• THE PROBLEM
For each line below that contains the string "bottom", copy that line.

(Figure dataset records)

====

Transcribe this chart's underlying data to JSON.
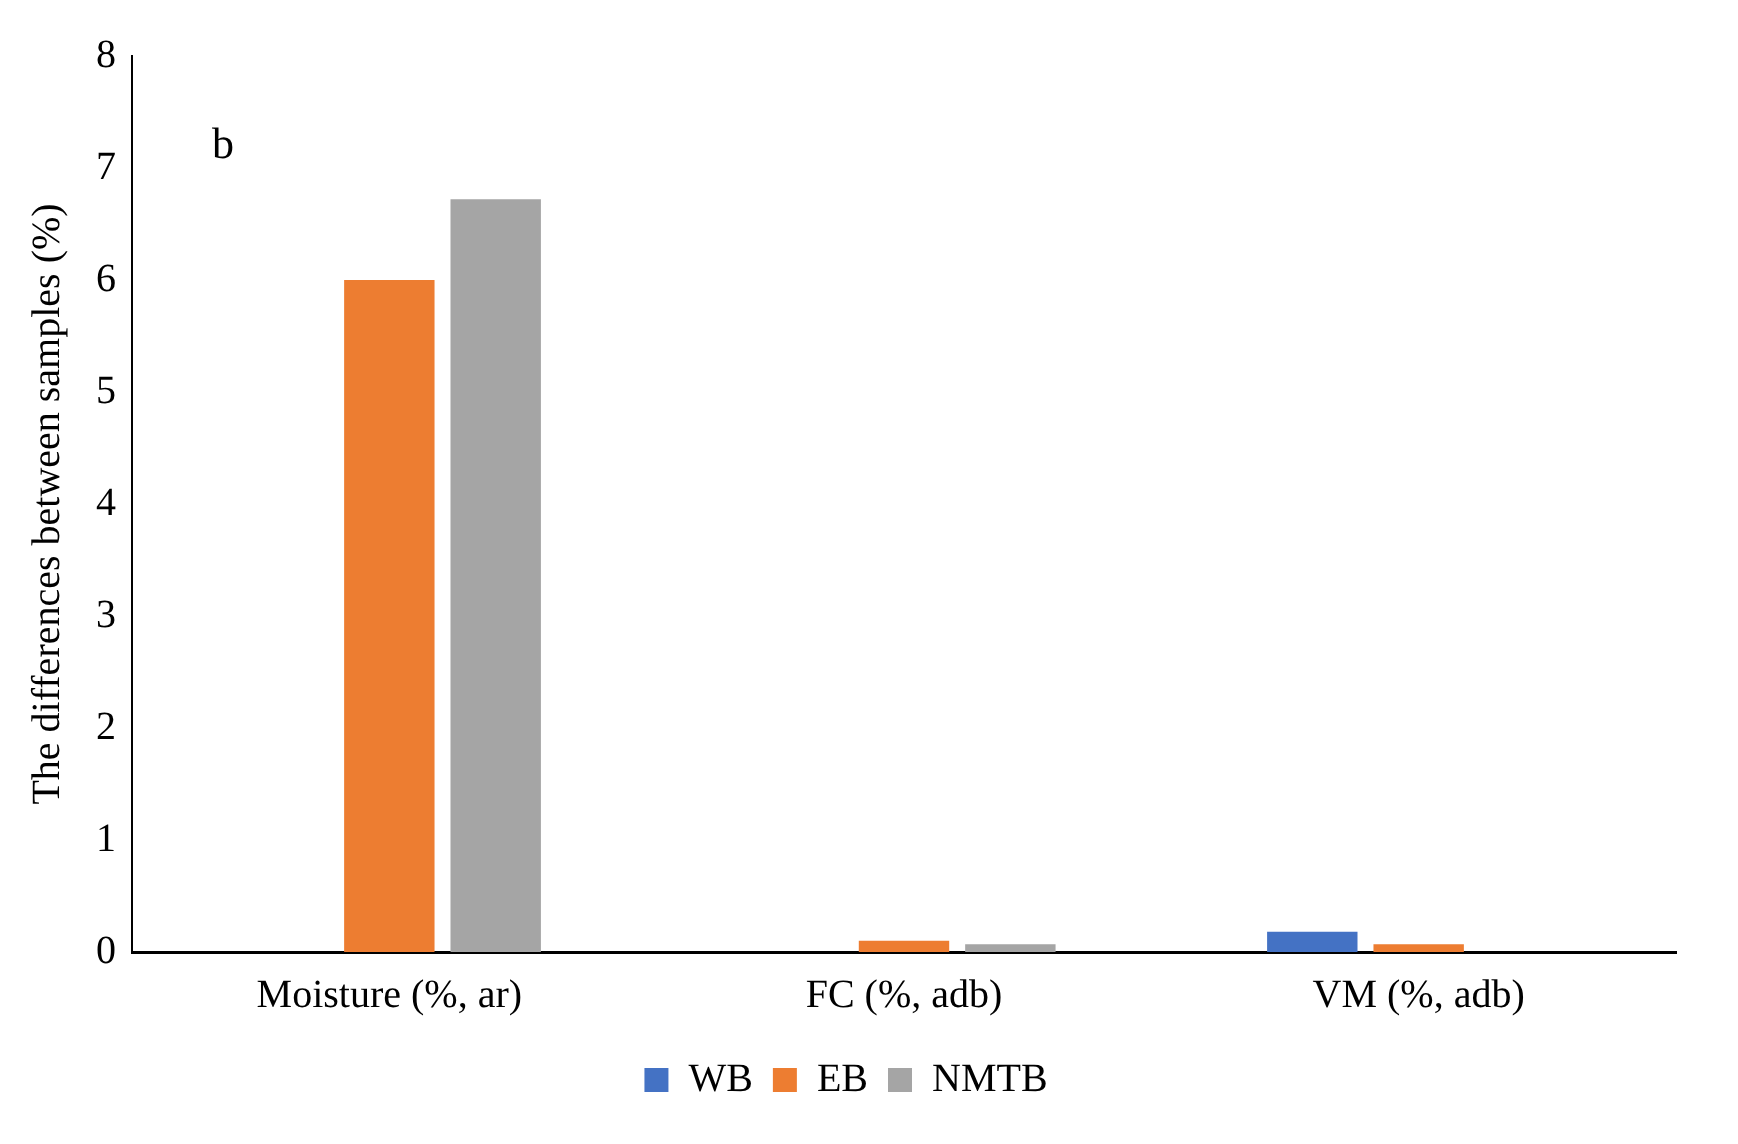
{
  "chart_data": {
    "type": "bar",
    "ylabel": "The differences between samples (%)",
    "categories": [
      "Moisture (%, ar)",
      "FC (%, adb)",
      "VM (%, adb)"
    ],
    "series": [
      {
        "name": "WB",
        "color": "#4472c4",
        "values": [
          0,
          0,
          0.18
        ]
      },
      {
        "name": "EB",
        "color": "#ed7d31",
        "values": [
          6.0,
          0.1,
          0.07
        ]
      },
      {
        "name": "NMTB",
        "color": "#a5a5a5",
        "values": [
          6.72,
          0.07,
          0
        ]
      }
    ],
    "ylim": [
      0,
      8
    ],
    "yticks": [
      0,
      1,
      2,
      3,
      4,
      5,
      6,
      7,
      8
    ],
    "grid": false,
    "legend": "bottom",
    "annotations": [
      "b"
    ]
  }
}
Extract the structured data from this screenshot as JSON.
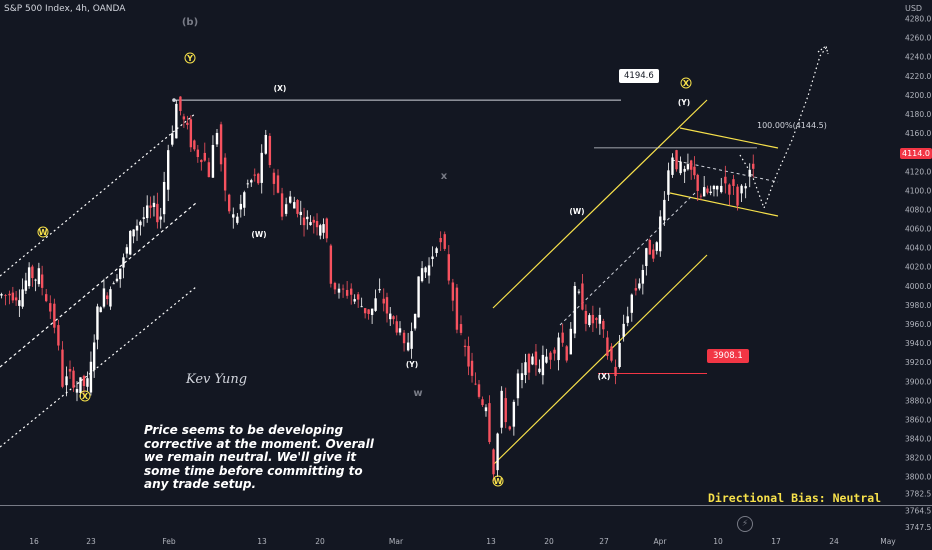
{
  "header": {
    "title": "S&P 500 Index, 4h, OANDA",
    "currency": "USD"
  },
  "last_price": "4114.0",
  "annotations": {
    "high_callout": "4194.6",
    "low_callout": "3908.1",
    "fib": "100.00%(4144.5)",
    "comment": "Price seems to be developing corrective at the moment. Overall we remain neutral. We'll give it some time before committing to any trade setup.",
    "bias": "Directional Bias: Neutral",
    "signature": "Kev Yung"
  },
  "wave_labels": {
    "b": "(b)",
    "Y_circ": "Y",
    "X_top": "(X)",
    "W_circ1": "W",
    "W_p1": "(W)",
    "X_circ1": "X",
    "Y_p": "(Y)",
    "x_grey": "x",
    "w_grey": "w",
    "W_circ2": "W",
    "W_p2": "(W)",
    "X_p": "(X)",
    "X_circ2": "X",
    "Y_p2": "(Y)"
  },
  "colors": {
    "background": "#131722",
    "bull": "#ffffff",
    "bear": "#f7525f",
    "channel": "#f7e14b",
    "dotted": "#ffffff",
    "callout_low": "#f23645"
  },
  "chart_data": {
    "type": "candlestick",
    "title": "S&P 500 Index, 4h, OANDA",
    "y_axis": {
      "unit": "USD",
      "min": 3740,
      "max": 4290,
      "ticks": [
        "4280.0",
        "4260.0",
        "4240.0",
        "4220.0",
        "4200.0",
        "4180.0",
        "4160.0",
        "4140.0",
        "4120.0",
        "4100.0",
        "4080.0",
        "4060.0",
        "4040.0",
        "4020.0",
        "4000.0",
        "3980.0",
        "3960.0",
        "3940.0",
        "3920.0",
        "3900.0",
        "3880.0",
        "3860.0",
        "3840.0",
        "3820.0",
        "3800.0",
        "3782.5",
        "3764.5",
        "3747.5"
      ]
    },
    "x_axis": {
      "ticks": [
        "16",
        "23",
        "Feb",
        "13",
        "20",
        "Mar",
        "13",
        "20",
        "27",
        "Apr",
        "10",
        "17",
        "24",
        "May"
      ]
    },
    "price_path": [
      [
        "2023-01-12",
        3990
      ],
      [
        "2023-01-13",
        4010
      ],
      [
        "2023-01-17",
        3990
      ],
      [
        "2023-01-18",
        3960
      ],
      [
        "2023-01-19",
        3900
      ],
      [
        "2023-01-20",
        3895
      ],
      [
        "2023-01-23",
        3990
      ],
      [
        "2023-01-25",
        4020
      ],
      [
        "2023-01-27",
        4075
      ],
      [
        "2023-02-01",
        4145
      ],
      [
        "2023-02-02",
        4190
      ],
      [
        "2023-02-03",
        4140
      ],
      [
        "2023-02-06",
        4120
      ],
      [
        "2023-02-07",
        4165
      ],
      [
        "2023-02-08",
        4090
      ],
      [
        "2023-02-09",
        4070
      ],
      [
        "2023-02-10",
        4110
      ],
      [
        "2023-02-13",
        4150
      ],
      [
        "2023-02-14",
        4110
      ],
      [
        "2023-02-15",
        4080
      ],
      [
        "2023-02-16",
        4090
      ],
      [
        "2023-02-17",
        4070
      ],
      [
        "2023-02-21",
        4010
      ],
      [
        "2023-02-22",
        3990
      ],
      [
        "2023-02-23",
        3995
      ],
      [
        "2023-02-24",
        3975
      ],
      [
        "2023-02-27",
        3990
      ],
      [
        "2023-02-28",
        3960
      ],
      [
        "2023-03-02",
        3930
      ],
      [
        "2023-03-03",
        4020
      ],
      [
        "2023-03-06",
        4050
      ],
      [
        "2023-03-07",
        4030
      ],
      [
        "2023-03-08",
        3990
      ],
      [
        "2023-03-09",
        3940
      ],
      [
        "2023-03-10",
        3880
      ],
      [
        "2023-03-13",
        3810
      ],
      [
        "2023-03-14",
        3880
      ],
      [
        "2023-03-15",
        3850
      ],
      [
        "2023-03-16",
        3900
      ],
      [
        "2023-03-17",
        3920
      ],
      [
        "2023-03-20",
        3930
      ],
      [
        "2023-03-21",
        3950
      ],
      [
        "2023-03-22",
        3930
      ],
      [
        "2023-03-23",
        3990
      ],
      [
        "2023-03-24",
        3960
      ],
      [
        "2023-03-27",
        3930
      ],
      [
        "2023-03-28",
        3910
      ],
      [
        "2023-03-29",
        3960
      ],
      [
        "2023-03-30",
        3990
      ],
      [
        "2023-03-31",
        4040
      ],
      [
        "2023-04-03",
        4100
      ],
      [
        "2023-04-04",
        4140
      ],
      [
        "2023-04-05",
        4120
      ],
      [
        "2023-04-06",
        4095
      ],
      [
        "2023-04-10",
        4110
      ],
      [
        "2023-04-11",
        4105
      ],
      [
        "2023-04-12",
        4090
      ],
      [
        "2023-04-13",
        4115
      ],
      [
        "2023-04-14",
        4114
      ]
    ],
    "levels": [
      {
        "label": "4194.6",
        "value": 4194.6
      },
      {
        "label": "3908.1",
        "value": 3908.1
      },
      {
        "label": "100.00%(4144.5)",
        "value": 4144.5
      }
    ]
  }
}
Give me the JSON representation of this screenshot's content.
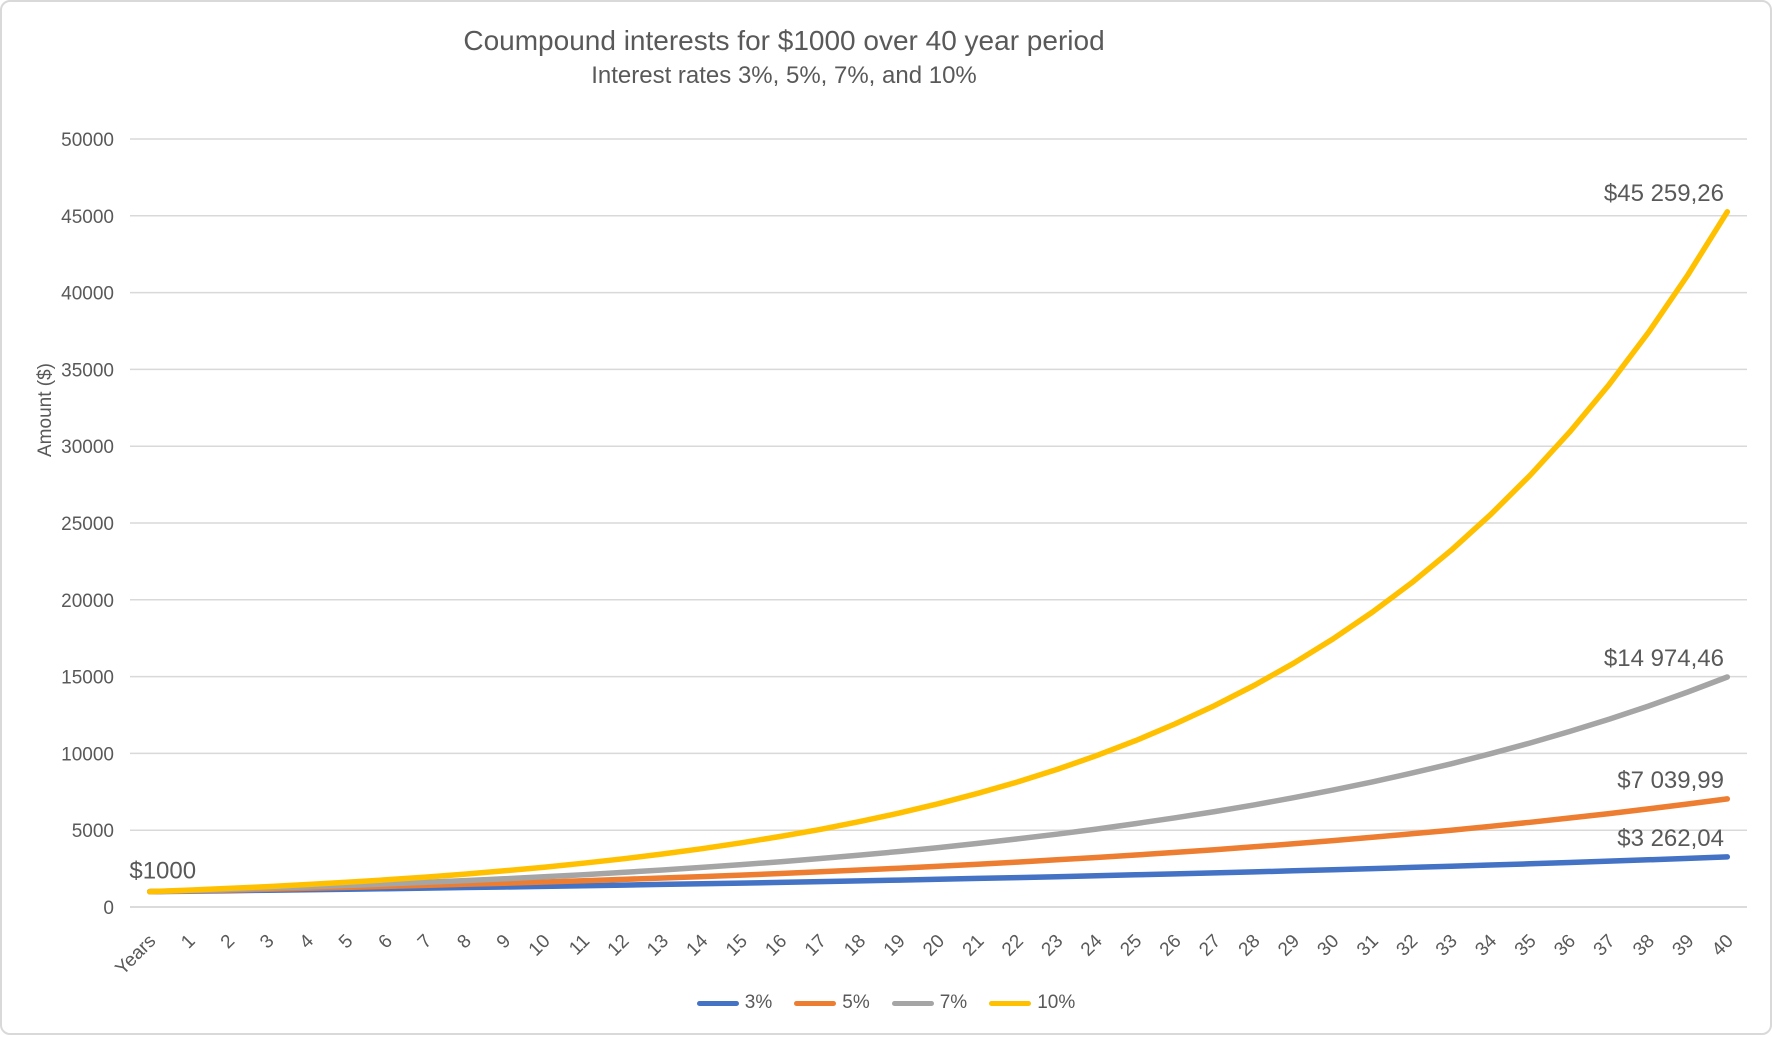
{
  "chart_data": {
    "type": "line",
    "title": "Coumpound interests for $1000 over 40 year period",
    "subtitle": "Interest rates 3%, 5%, 7%, and 10%",
    "xlabel": "",
    "ylabel": "Amount ($)",
    "ylim": [
      0,
      50000
    ],
    "y_tick_step": 5000,
    "grid": true,
    "legend_position": "bottom",
    "colors": {
      "text": "#595959",
      "gridline": "#d9d9d9",
      "axis_line": "#cfcfcf"
    },
    "categories": [
      "Years",
      "1",
      "2",
      "3",
      "4",
      "5",
      "6",
      "7",
      "8",
      "9",
      "10",
      "11",
      "12",
      "13",
      "14",
      "15",
      "16",
      "17",
      "18",
      "19",
      "20",
      "21",
      "22",
      "23",
      "24",
      "25",
      "26",
      "27",
      "28",
      "29",
      "30",
      "31",
      "32",
      "33",
      "34",
      "35",
      "36",
      "37",
      "38",
      "39",
      "40"
    ],
    "start_label": "$1000",
    "series": [
      {
        "name": "3%",
        "rate": 0.03,
        "color": "#4472C4",
        "end_label": "$3 262,04",
        "values": [
          1000,
          1030,
          1060.9,
          1092.73,
          1125.51,
          1159.27,
          1194.05,
          1229.87,
          1266.77,
          1304.77,
          1343.92,
          1384.23,
          1425.76,
          1468.53,
          1512.59,
          1557.97,
          1604.71,
          1652.85,
          1702.43,
          1753.51,
          1806.11,
          1860.29,
          1916.1,
          1973.59,
          2032.79,
          2093.78,
          2156.59,
          2221.29,
          2287.93,
          2356.57,
          2427.26,
          2500.08,
          2575.08,
          2652.34,
          2731.91,
          2813.86,
          2898.28,
          2985.23,
          3074.78,
          3167.03,
          3262.04
        ]
      },
      {
        "name": "5%",
        "rate": 0.05,
        "color": "#ED7D31",
        "end_label": "$7 039,99",
        "values": [
          1000,
          1050,
          1102.5,
          1157.63,
          1215.51,
          1276.28,
          1340.1,
          1407.1,
          1477.46,
          1551.33,
          1628.89,
          1710.34,
          1795.86,
          1885.65,
          1979.93,
          2078.93,
          2182.87,
          2292.02,
          2406.62,
          2526.95,
          2653.3,
          2785.96,
          2925.26,
          3071.52,
          3225.1,
          3386.35,
          3555.67,
          3733.46,
          3920.13,
          4116.14,
          4321.94,
          4538.04,
          4764.94,
          5003.19,
          5253.35,
          5516.02,
          5791.82,
          6081.41,
          6385.48,
          6704.75,
          7039.99
        ]
      },
      {
        "name": "7%",
        "rate": 0.07,
        "color": "#A5A5A5",
        "end_label": "$14 974,46",
        "values": [
          1000,
          1070,
          1144.9,
          1225.04,
          1310.8,
          1402.55,
          1500.73,
          1605.78,
          1718.19,
          1838.46,
          1967.15,
          2104.85,
          2252.19,
          2409.85,
          2578.53,
          2759.03,
          2952.16,
          3158.82,
          3379.93,
          3616.53,
          3869.68,
          4140.56,
          4430.4,
          4740.53,
          5072.37,
          5427.43,
          5807.35,
          6213.87,
          6648.84,
          7114.26,
          7612.26,
          8145.11,
          8715.27,
          9325.34,
          9978.11,
          10676.58,
          11423.94,
          12223.62,
          13079.27,
          13994.82,
          14974.46
        ]
      },
      {
        "name": "10%",
        "rate": 0.1,
        "color": "#FFC000",
        "end_label": "$45 259,26",
        "values": [
          1000,
          1100,
          1210,
          1331,
          1464.1,
          1610.51,
          1771.56,
          1948.72,
          2143.59,
          2357.95,
          2593.74,
          2853.12,
          3138.43,
          3452.27,
          3797.5,
          4177.25,
          4594.97,
          5054.47,
          5559.92,
          6115.91,
          6727.5,
          7400.25,
          8140.27,
          8954.3,
          9849.73,
          10834.71,
          11918.18,
          13109.99,
          14420.99,
          15863.09,
          17449.4,
          19194.34,
          21113.78,
          23225.15,
          25547.67,
          28102.44,
          30912.68,
          34003.95,
          37404.34,
          41144.78,
          45259.26
        ]
      }
    ]
  }
}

====

• TASK SOLUTION
    "legend": "bottom",
    "legend_position": "bottom",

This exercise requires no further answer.